DATASET EXCERPTS |

[start]

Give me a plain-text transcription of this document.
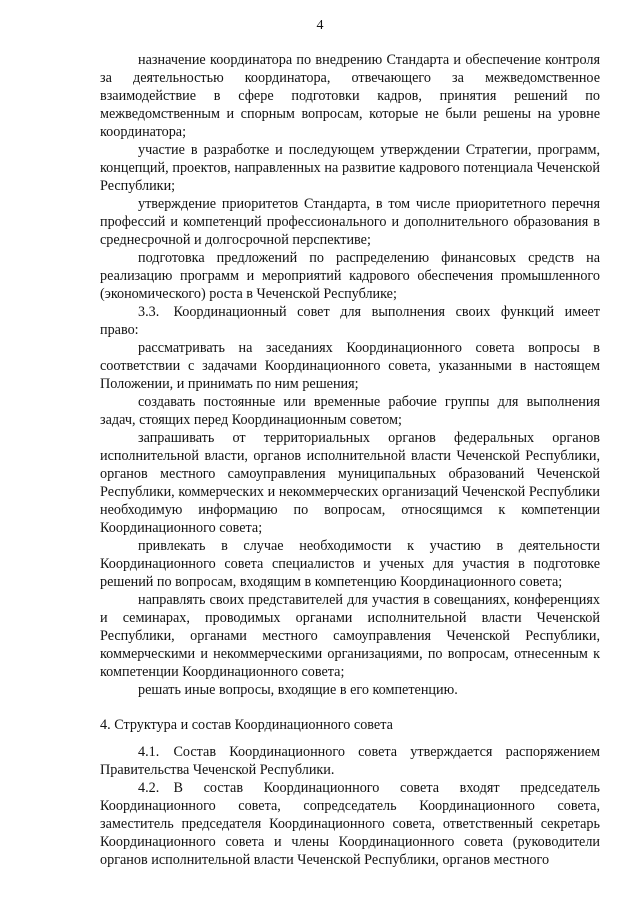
4

назначение координатора по внедрению Стандарта и обеспечение контроля за деятельностью координатора, отвечающего за межведомственное взаимодействие в сфере подготовки кадров, принятия решений по межведомственным и спорным вопросам, которые не были решены на уровне координатора;

участие в разработке и последующем утверждении Стратегии, программ, концепций, проектов, направленных на развитие кадрового потенциала Чеченской Республики;

утверждение приоритетов Стандарта, в том числе приоритетного перечня профессий и компетенций профессионального и дополнительного образования в среднесрочной и долгосрочной перспективе;

подготовка предложений по распределению финансовых средств на реализацию программ и мероприятий кадрового обеспечения промышленного (экономического) роста в Чеченской Республике;

3.3. Координационный совет для выполнения своих функций имеет право:

рассматривать на заседаниях Координационного совета вопросы в соответствии с задачами Координационного совета, указанными в настоящем Положении, и принимать по ним решения;

создавать постоянные или временные рабочие группы для выполнения задач, стоящих перед Координационным советом;

запрашивать от территориальных органов федеральных органов исполнительной власти, органов исполнительной власти Чеченской Республики, органов местного самоуправления муниципальных образований Чеченской Республики, коммерческих и некоммерческих организаций Чеченской Республики необходимую информацию по вопросам, относящимся к компетенции Координационного совета;

привлекать в случае необходимости к участию в деятельности Координационного совета специалистов и ученых для участия в подготовке решений по вопросам, входящим в компетенцию Координационного совета;

направлять своих представителей для участия в совещаниях, конференциях и семинарах, проводимых органами исполнительной власти Чеченской Республики, органами местного самоуправления Чеченской Республики, коммерческими и некоммерческими организациями, по вопросам, отнесенным к компетенции Координационного совета;

решать иные вопросы, входящие в его компетенцию.

4. Структура и состав Координационного совета

4.1. Состав Координационного совета утверждается распоряжением Правительства Чеченской Республики.

4.2. В состав Координационного совета входят председатель Координационного совета, сопредседатель Координационного совета, заместитель председателя Координационного совета, ответственный секретарь Координационного совета и члены Координационного совета (руководители органов исполнительной власти Чеченской Республики, органов местного
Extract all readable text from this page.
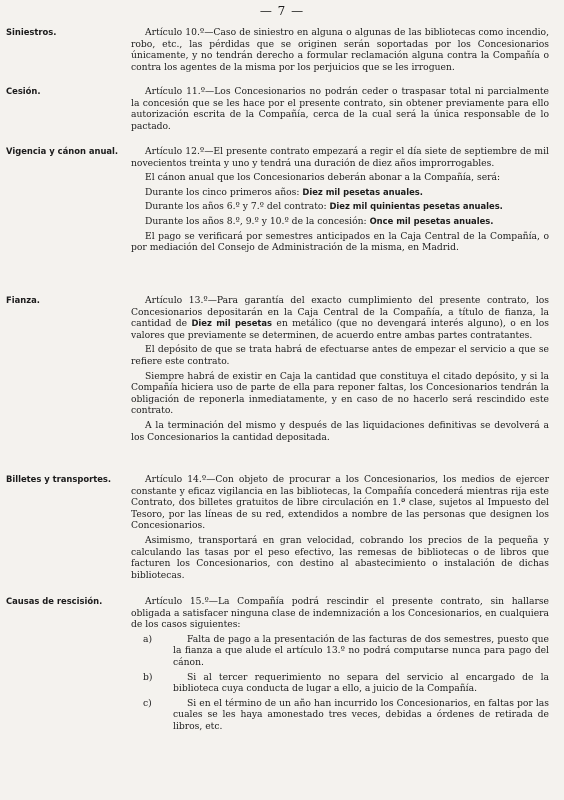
— 7 —
Siniestros.	Artículo 10.º—Caso de siniestro en alguna o algunas de las bibliotecas como incendio, robo, etc., las pérdidas que se originen serán soportadas por los Concesionarios únicamente, y no tendrán derecho a formular reclamación alguna contra la Compañía o contra los agentes de la misma por los perjuicios que se les irroguen.

Cesión.	Artículo 11.º—Los Concesionarios no podrán ceder o traspasar total ni parcialmente la concesión que se les hace por el presente contrato, sin obtener previamente para ello autorización escrita de la Compañía, cerca de la cual será la única responsable de lo pactado.

Vigencia y cánon anual.	Artículo 12.º—El presente contrato empezará a regir el día siete de septiembre de mil novecientos treinta y uno y tendrá una duración de diez años improrrogables.

El cánon anual que los Concesionarios deberán abonar a la Compañía, será:

Durante los cinco primeros años: Diez mil pesetas anuales.

Durante los años 6.º y 7.º del contrato: Diez mil quinientas pesetas anuales.

Durante los años 8.º, 9.º y 10.º de la concesión: Once mil pesetas anuales.

El pago se verificará por semestres anticipados en la Caja Central de la Compañía, o por mediación del Consejo de Administración de la misma, en Madrid.

Fianza.	Artículo 13.º—Para garantía del exacto cumplimiento del presente contrato, los Concesionarios depositarán en la Caja Central de la Compañía, a título de fianza, la cantidad de Diez mil pesetas en metálico (que no devengará interés alguno), o en los valores que previamente se determinen, de acuerdo entre ambas partes contratantes.

El depósito de que se trata habrá de efectuarse antes de empezar el servicio a que se refiere este contrato.

Siempre habrá de existir en Caja la cantidad que constituya el citado depósito, y si la Compañía hiciera uso de parte de ella para reponer faltas, los Concesionarios tendrán la obligación de reponerla inmediatamente, y en caso de no hacerlo será rescindido este contrato.

A la terminación del mismo y después de las liquidaciones definitivas se devolverá a los Concesionarios la cantidad depositada.

Billetes y transportes.	Artículo 14.º—Con objeto de procurar a los Concesionarios, los medios de ejercer constante y eficaz vigilancia en las bibliotecas, la Compañía concederá mientras rija este Contrato, dos billetes gratuitos de libre circulación en 1.ª clase, sujetos al Impuesto del Tesoro, por las líneas de su red, extendidos a nombre de las personas que designen los Concesionarios.

Asimismo, transportará en gran velocidad, cobrando los precios de la pequeña y calculando las tasas por el peso efectivo, las remesas de bibliotecas o de libros que facturen los Concesionarios, con destino al abastecimiento o instalación de dichas bibliotecas.

Causas de rescisión.	Artículo 15.º—La Compañía podrá rescindir el presente contrato, sin hallarse obligada a satisfacer ninguna clase de indemnización a los Concesionarios, en cualquiera de los casos siguientes:

a)	Falta de pago a la presentación de las facturas de dos semestres, puesto que la fianza a que alude el artículo 13.º no podrá computarse nunca para pago del cánon.

b)	Si al tercer requerimiento no separa del servicio al encargado de la biblioteca cuya conducta de lugar a ello, a juicio de la Compañía.

c)	Si en el término de un año han incurrido los Concesionarios, en faltas por las cuales se les haya amonestado tres veces, debidas a órdenes de retirada de libros, etc.
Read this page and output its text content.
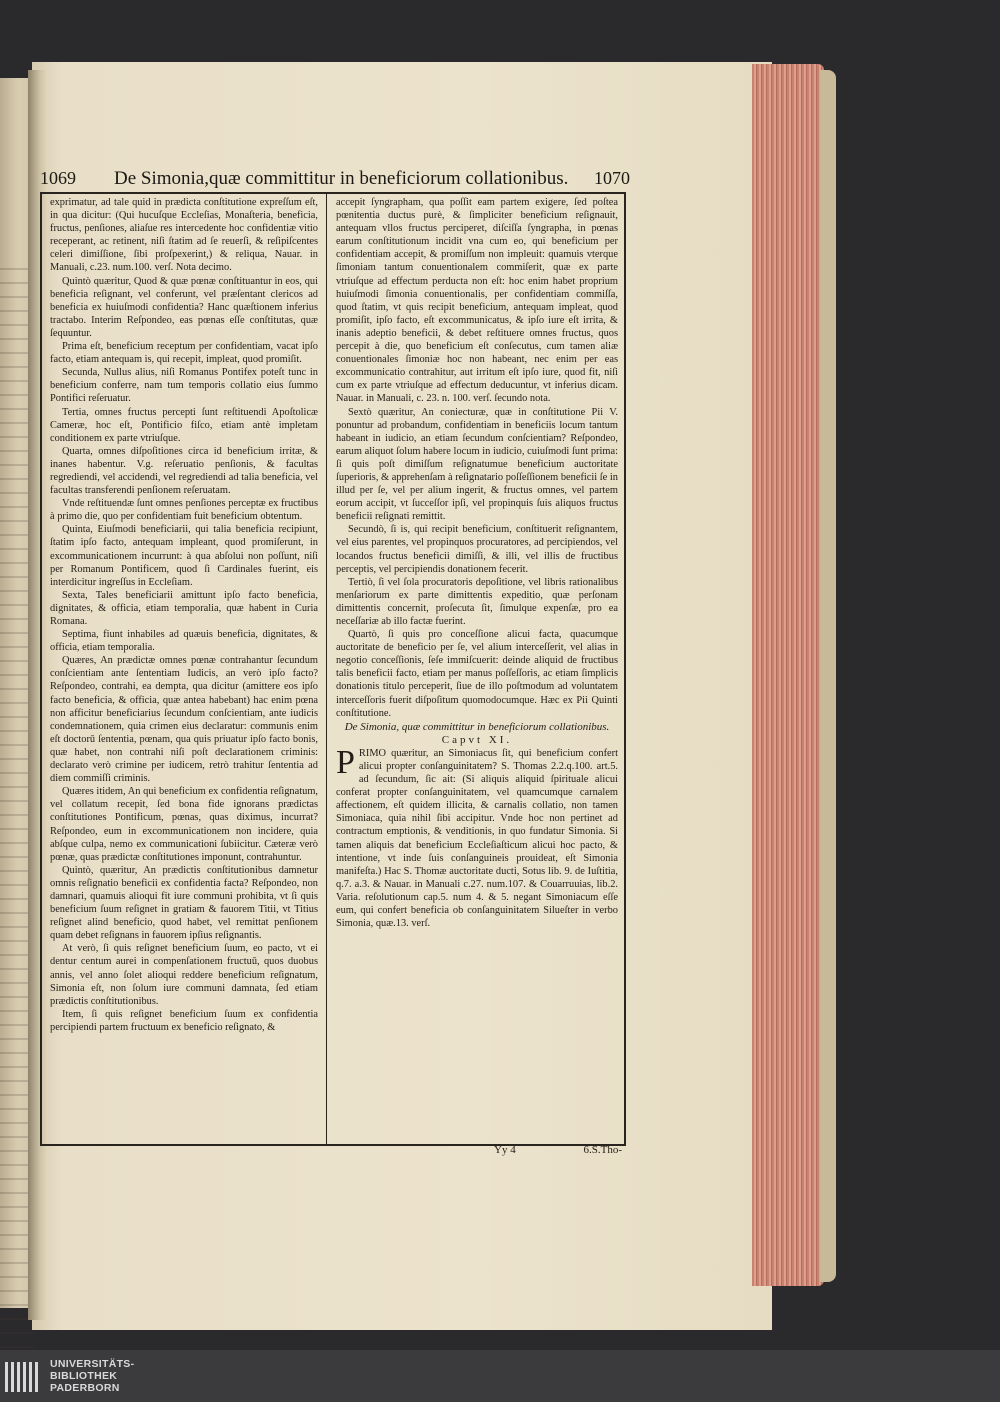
1069 De Simonia,quæ committitur in beneficiorum collationibus. 1070

exprimatur, ad tale quid in prædicta conſtitutione expreſſum eſt, in qua dicitur: (Qui hucuſque Eccleſias, Monaſteria, beneficia, fructus, penſiones, aliaſue res intercedente hoc confidentiæ vitio receperant, ac retinent, niſi ſtatim ad ſe reuerſi, & reſipiſcentes celeri dimiſſione, ſibi proſpexerint,) & reliqua, Nauar. in Manuali, c.23. num.100. verſ. Nota decimo.

Quintò quæritur, Quod & quæ pœnæ conſtituantur in eos, qui beneficia reſignant, vel conferunt, vel præſentant clericos ad beneficia ex huiuſmodi confidentia? Hanc quæſtionem inferius tractabo. Interim Reſpondeo, eas pœnas eſſe conſtitutas, quæ ſequuntur.

Prima eſt, beneficium receptum per confidentiam, vacat ipſo facto, etiam antequam is, qui recepit, impleat, quod promiſit.

Secunda, Nullus alius, niſi Romanus Pontifex poteſt tunc in beneficium conferre, nam tum temporis collatio eius ſummo Pontifici reſeruatur.

Tertia, omnes fructus percepti ſunt reſtituendi Apoſtolicæ Cameræ, hoc eſt, Pontificio fiſco, etiam antè impletam conditionem ex parte vtriuſque.

Quarta, omnes diſpoſitiones circa id beneficium irritæ, & inanes habentur. V.g. reſeruatio penſionis, & facultas regrediendi, vel accidendi, vel regrediendi ad talia beneficia, vel facultas transferendi penſionem reſeruatam.

Vnde reſtituendæ ſunt omnes penſiones perceptæ ex fructibus à primo die, quo per confidentiam fuit beneficium obtentum.

Quinta, Eiuſmodi beneficiarii, qui talia beneficia recipiunt, ſtatim ipſo facto, antequam impleant, quod promiſerunt, in excommunicationem incurrunt: à qua abſolui non poſſunt, niſi per Romanum Pontificem, quod ſi Cardinales fuerint, eis interdicitur ingreſſus in Eccleſiam.

Sexta, Tales beneficiarii amittunt ipſo facto beneficia, dignitates, & officia, etiam temporalia, quæ habent in Curia Romana.

Septima, fiunt inhabiles ad quæuis beneficia, dignitates, & officia, etiam temporalia.

Quæres, An prædictæ omnes pœnæ contrahantur ſecundum conſcientiam ante ſententiam Iudicis, an verò ipſo facto? Reſpondeo, contrahi, ea dempta, qua dicitur (amittere eos ipſo facto beneficia, & officia, quæ antea habebant) hac enim pœna non afficitur beneficiarius ſecundum conſcientiam, ante iudicis condemnationem, quia crimen eius declaratur: communis enim eſt doctorū ſententia, pœnam, qua quis priuatur ipſo facto bonis, quæ habet, non contrahi niſi poſt declarationem criminis: declarato verò crimine per iudicem, retrò trahitur ſententia ad diem commiſſi criminis.

Quæres itidem, An qui beneficium ex confidentia reſignatum, vel collatum recepit, ſed bona fide ignorans prædictas conſtitutiones Pontificum, pœnas, quas diximus, incurrat? Reſpondeo, eum in excommunicationem non incidere, quia abſque culpa, nemo ex communicationi ſubiicitur. Cæteræ verò pœnæ, quas prædictæ conſtitutiones imponunt, contrahuntur.

Quintò, quæritur, An prædictis conſtitutionibus damnetur omnis reſignatio beneficii ex confidentia facta? Reſpondeo, non damnari, quamuis alioqui fit iure communi prohibita, vt ſi quis beneficium ſuum reſignet in gratiam & fauorem Titii, vt Titius reſignet alind beneficio, quod habet, vel remittat penſionem quam debet reſignans in fauorem ipſius reſignantis.

At verò, ſi quis reſignet beneficium ſuum, eo pacto, vt ei dentur centum aurei in compenſationem fructuū, quos duobus annis, vel anno ſolet alioqui reddere beneficium reſignatum, Simonia eſt, non ſolum iure communi damnata, ſed etiam prædictis conſtitutionibus.

Item, ſi quis reſignet beneficium ſuum ex confidentia percipiendi partem fructuum ex beneficio reſignato, &

accepit ſyngrapham, qua poſſit eam partem exigere, ſed poſtea pœnitentia ductus purè, & ſimpliciter beneficium reſignauit, antequam vllos fructus perciperet, diſciſſa ſyngrapha, in pœnas earum conſtitutionum incidit vna cum eo, qui beneficium per confidentiam accepit, & promiſſum non impleuit: quamuis vterque ſimoniam tantum conuentionalem commiſerit, quæ ex parte vtriuſque ad effectum perducta non eſt: hoc enim habet proprium huiuſmodi ſimonia conuentionalis, per confidentiam commiſſa, quod ſtatim, vt quis recipit beneficium, antequam impleat, quod promiſit, ipſo facto, eſt excommunicatus, & ipſo iure eſt irrita, & inanis adeptio beneficii, & debet reſtituere omnes fructus, quos percepit à die, quo beneficium eſt conſecutus, cum tamen aliæ conuentionales ſimoniæ hoc non habeant, nec enim per eas excommunicatio contrahitur, aut irritum eſt ipſo iure, quod fit, niſi cum ex parte vtriuſque ad effectum deducuntur, vt inferius dicam. Nauar. in Manuali, c. 23. n. 100. verſ. ſecundo nota.

Sextò quæritur, An coniecturæ, quæ in conſtitutione Pii V. ponuntur ad probandum, confidentiam in beneficiis locum tantum habeant in iudicio, an etiam ſecundum conſcientiam? Reſpondeo, earum aliquot ſolum habere locum in iudicio, cuiuſmodi ſunt prima: ſi quis poſt dimiſſum reſignatumue beneficium auctoritate ſuperioris, & apprehenſam à reſignatario poſſeſſionem beneficii ſe in illud per ſe, vel per alium ingerit, & fructus omnes, vel partem eorum accipit, vt ſucceſſor ipſi, vel propinquis ſuis aliquos fructus beneficii reſignati remittit.

Secundò, ſi is, qui recipit beneficium, conſtituerit reſignantem, vel eius parentes, vel propinquos procuratores, ad percipiendos, vel locandos fructus beneficii dimiſſi, & illi, vel illis de fructibus perceptis, vel percipiendis donationem fecerit.

Tertiò, ſi vel ſola procuratoris depoſitione, vel libris rationalibus menſariorum ex parte dimittentis expeditio, quæ perſonam dimittentis concernit, proſecuta ſit, ſimulque expenſæ, pro ea neceſſariæ ab illo factæ fuerint.

Quartò, ſi quis pro conceſſione alicui facta, quacumque auctoritate de beneficio per ſe, vel alium interceſſerit, vel alias in negotio conceſſionis, ſeſe immiſcuerit: deinde aliquid de fructibus talis beneficii facto, etiam per manus poſſeſſoris, ac etiam ſimplicis donationis titulo perceperit, ſiue de illo poſtmodum ad voluntatem interceſſoris fuerit diſpoſitum quomodocumque. Hæc ex Pii Quinti conſtitutione.

De Simonia, quæ committitur in beneficiorum collationibus.

Capvt XI.

PRIMO quæritur, an Simoniacus ſit, qui beneficium confert alicui propter conſanguinitatem? S. Thomas 2.2.q.100. art.5. ad ſecundum, ſic ait: (Si aliquis aliquid ſpirituale alicui conferat propter conſanguinitatem, vel quamcumque carnalem affectionem, eſt quidem illicita, & carnalis collatio, non tamen Simoniaca, quia nihil ſibi accipitur. Vnde hoc non pertinet ad contractum emptionis, & venditionis, in quo fundatur Simonia. Si tamen aliquis dat beneficium Eccleſiaſticum alicui hoc pacto, & intentione, vt inde ſuis conſanguineis prouideat, eſt Simonia manifeſta.) Hac S. Thomæ auctoritate ducti, Sotus lib. 9. de Iuſtitia, q.7. a.3. & Nauar. in Manuali c.27. num.107. & Couarruuias, lib.2. Varia. reſolutionum cap.5. num 4. & 5. negant Simoniacum eſſe eum, qui confert beneficia ob conſanguinitatem Silueſter in verbo Simonia, quæ.13. verſ.

Yy 4	6.S.Tho-
UNIVERSITÄTS-
BIBLIOTHEK
PADERBORN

[end]

DO THIS |
Locate the string "dignitates" in the listing above and copy every line where it occurs.

WRITTEN ANSWER |
Sexta, Tales beneficiarii amittunt ipſo facto beneficia, dignitates, & officia, etiam temporalia, quæ habent in Curia Romana.
Septima, fiunt inhabiles ad quæuis beneficia, dignitates, & officia, etiam temporalia.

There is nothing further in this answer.